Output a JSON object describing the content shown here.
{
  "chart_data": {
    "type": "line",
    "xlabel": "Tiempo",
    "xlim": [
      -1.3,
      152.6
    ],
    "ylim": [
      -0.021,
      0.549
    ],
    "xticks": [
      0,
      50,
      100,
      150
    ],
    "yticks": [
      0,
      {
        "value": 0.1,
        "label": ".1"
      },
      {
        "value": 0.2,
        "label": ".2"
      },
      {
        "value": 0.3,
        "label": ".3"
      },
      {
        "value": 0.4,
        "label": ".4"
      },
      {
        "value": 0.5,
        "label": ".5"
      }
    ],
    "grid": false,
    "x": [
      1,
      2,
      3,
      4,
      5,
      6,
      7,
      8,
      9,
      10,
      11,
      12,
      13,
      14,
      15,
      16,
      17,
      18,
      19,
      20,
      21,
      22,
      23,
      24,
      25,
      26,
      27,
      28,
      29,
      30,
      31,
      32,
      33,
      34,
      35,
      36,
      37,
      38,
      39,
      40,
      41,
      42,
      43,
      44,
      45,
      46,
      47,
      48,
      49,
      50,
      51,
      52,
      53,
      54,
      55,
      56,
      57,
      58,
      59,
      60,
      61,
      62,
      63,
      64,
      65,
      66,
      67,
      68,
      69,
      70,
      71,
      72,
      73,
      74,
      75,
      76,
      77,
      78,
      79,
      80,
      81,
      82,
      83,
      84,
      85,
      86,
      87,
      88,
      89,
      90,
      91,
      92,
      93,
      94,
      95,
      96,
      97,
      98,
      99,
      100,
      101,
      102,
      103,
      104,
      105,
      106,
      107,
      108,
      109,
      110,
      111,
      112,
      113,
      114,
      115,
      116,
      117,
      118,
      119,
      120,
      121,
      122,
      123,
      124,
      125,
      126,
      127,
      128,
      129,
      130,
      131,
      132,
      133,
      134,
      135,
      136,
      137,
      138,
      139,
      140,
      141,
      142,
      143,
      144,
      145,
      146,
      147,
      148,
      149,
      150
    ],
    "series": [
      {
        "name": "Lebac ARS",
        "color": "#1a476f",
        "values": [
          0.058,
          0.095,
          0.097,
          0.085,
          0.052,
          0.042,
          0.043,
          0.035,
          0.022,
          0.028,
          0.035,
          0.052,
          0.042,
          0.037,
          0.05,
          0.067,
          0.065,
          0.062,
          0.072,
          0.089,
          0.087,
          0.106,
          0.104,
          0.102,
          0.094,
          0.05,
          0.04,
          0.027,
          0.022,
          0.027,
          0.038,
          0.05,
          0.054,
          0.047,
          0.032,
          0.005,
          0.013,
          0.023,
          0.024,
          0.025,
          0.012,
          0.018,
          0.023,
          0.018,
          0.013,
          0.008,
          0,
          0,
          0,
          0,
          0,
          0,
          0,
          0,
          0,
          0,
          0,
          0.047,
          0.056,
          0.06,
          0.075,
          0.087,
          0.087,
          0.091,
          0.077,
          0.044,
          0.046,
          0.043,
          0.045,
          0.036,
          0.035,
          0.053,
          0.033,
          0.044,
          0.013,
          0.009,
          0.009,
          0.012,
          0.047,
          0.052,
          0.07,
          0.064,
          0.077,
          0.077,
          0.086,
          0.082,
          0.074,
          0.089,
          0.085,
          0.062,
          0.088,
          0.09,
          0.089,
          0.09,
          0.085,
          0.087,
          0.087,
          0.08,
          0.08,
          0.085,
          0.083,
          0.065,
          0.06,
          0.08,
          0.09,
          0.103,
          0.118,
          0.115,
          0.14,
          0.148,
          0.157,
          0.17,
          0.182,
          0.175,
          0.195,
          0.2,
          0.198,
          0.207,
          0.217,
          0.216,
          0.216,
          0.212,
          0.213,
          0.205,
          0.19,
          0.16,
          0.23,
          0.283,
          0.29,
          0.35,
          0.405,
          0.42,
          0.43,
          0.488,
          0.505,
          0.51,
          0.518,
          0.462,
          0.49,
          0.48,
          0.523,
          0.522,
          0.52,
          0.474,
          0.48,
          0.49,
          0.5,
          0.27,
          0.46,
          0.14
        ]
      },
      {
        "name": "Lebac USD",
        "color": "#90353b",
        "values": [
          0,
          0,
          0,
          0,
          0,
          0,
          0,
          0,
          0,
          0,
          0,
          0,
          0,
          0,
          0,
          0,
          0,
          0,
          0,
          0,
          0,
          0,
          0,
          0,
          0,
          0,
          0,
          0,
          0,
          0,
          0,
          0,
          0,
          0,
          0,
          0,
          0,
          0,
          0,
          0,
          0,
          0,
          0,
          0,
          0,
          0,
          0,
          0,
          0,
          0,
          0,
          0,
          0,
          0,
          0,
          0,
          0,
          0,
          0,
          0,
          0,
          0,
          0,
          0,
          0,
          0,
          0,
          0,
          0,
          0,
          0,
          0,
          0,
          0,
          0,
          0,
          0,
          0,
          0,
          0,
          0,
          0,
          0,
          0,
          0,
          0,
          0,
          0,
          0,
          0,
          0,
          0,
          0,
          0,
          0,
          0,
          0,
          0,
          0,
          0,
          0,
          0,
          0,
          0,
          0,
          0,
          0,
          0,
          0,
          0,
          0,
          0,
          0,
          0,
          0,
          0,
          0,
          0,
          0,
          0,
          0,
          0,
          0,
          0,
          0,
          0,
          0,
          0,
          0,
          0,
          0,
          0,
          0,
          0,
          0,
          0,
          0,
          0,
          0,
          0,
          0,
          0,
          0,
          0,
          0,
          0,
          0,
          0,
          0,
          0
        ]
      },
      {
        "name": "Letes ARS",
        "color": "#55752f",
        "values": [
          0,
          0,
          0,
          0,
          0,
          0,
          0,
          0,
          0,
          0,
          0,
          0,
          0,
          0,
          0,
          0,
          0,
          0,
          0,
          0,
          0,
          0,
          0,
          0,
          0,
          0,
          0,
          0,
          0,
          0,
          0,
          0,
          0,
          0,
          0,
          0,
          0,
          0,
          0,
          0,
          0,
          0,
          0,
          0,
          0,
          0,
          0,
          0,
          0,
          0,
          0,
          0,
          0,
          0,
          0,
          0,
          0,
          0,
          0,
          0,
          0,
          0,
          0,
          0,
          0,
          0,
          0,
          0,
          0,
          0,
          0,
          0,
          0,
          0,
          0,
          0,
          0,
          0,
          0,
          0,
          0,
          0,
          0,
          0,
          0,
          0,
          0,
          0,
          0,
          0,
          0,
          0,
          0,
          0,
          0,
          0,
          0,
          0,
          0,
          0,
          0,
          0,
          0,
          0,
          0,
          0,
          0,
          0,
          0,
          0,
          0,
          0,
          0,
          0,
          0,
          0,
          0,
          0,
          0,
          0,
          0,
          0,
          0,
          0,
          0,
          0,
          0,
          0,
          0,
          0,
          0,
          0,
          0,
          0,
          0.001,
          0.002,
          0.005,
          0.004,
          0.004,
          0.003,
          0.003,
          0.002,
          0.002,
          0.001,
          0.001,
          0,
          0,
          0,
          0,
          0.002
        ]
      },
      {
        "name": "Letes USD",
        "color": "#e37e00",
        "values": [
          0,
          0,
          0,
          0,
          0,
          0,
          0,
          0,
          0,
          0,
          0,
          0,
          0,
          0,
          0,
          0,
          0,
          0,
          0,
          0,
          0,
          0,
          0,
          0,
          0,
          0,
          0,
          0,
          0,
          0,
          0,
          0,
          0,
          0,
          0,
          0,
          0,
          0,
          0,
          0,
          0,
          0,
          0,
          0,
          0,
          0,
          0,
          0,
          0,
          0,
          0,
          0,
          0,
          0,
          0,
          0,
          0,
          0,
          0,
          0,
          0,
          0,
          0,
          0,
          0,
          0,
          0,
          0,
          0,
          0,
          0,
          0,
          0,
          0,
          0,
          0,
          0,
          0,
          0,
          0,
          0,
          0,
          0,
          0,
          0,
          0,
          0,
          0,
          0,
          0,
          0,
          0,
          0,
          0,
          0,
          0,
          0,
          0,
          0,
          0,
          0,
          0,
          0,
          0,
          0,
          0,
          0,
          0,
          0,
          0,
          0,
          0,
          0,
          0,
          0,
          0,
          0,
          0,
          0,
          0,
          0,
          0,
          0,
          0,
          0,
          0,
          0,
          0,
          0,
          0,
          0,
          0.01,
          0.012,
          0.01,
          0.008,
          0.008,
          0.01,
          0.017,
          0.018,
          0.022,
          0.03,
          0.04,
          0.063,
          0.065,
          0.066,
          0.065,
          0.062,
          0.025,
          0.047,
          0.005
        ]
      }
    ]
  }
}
*-*-*
What to work on:
Find "name". Copy every line it occurs in.

Written response:
        "name": "Lebac ARS",
        "name": "Lebac USD",
        "name": "Letes ARS",
        "name": "Letes USD",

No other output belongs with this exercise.